◆ **Task**:
Write out the whole listing again, exactly as given.

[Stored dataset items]
____________________

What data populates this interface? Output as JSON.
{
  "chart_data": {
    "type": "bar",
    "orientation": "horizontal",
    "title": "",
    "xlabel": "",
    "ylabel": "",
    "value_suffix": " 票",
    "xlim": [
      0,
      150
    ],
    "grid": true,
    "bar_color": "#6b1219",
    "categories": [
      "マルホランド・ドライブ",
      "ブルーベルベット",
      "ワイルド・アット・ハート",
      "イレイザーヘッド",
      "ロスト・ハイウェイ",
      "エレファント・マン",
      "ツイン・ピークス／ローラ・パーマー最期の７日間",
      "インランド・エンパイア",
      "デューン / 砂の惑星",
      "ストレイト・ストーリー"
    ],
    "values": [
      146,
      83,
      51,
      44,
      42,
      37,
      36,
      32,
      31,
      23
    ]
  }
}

____________________

◆ **Result of the exercise**:
What data populates this interface? Output as JSON.
{
  "chart_data": {
    "type": "bar",
    "orientation": "horizontal",
    "title": "",
    "xlabel": "",
    "ylabel": "",
    "value_suffix": " 票",
    "xlim": [
      0,
      150
    ],
    "grid": true,
    "bar_color": "#6b1219",
    "categories": [
      "マルホランド・ドライブ",
      "ブルーベルベット",
      "ワイルド・アット・ハート",
      "イレイザーヘッド",
      "ロスト・ハイウェイ",
      "エレファント・マン",
      "ツイン・ピークス／ローラ・パーマー最期の７日間",
      "インランド・エンパイア",
      "デューン / 砂の惑星",
      "ストレイト・ストーリー"
    ],
    "values": [
      146,
      83,
      51,
      44,
      42,
      37,
      36,
      32,
      31,
      23
    ]
  }
}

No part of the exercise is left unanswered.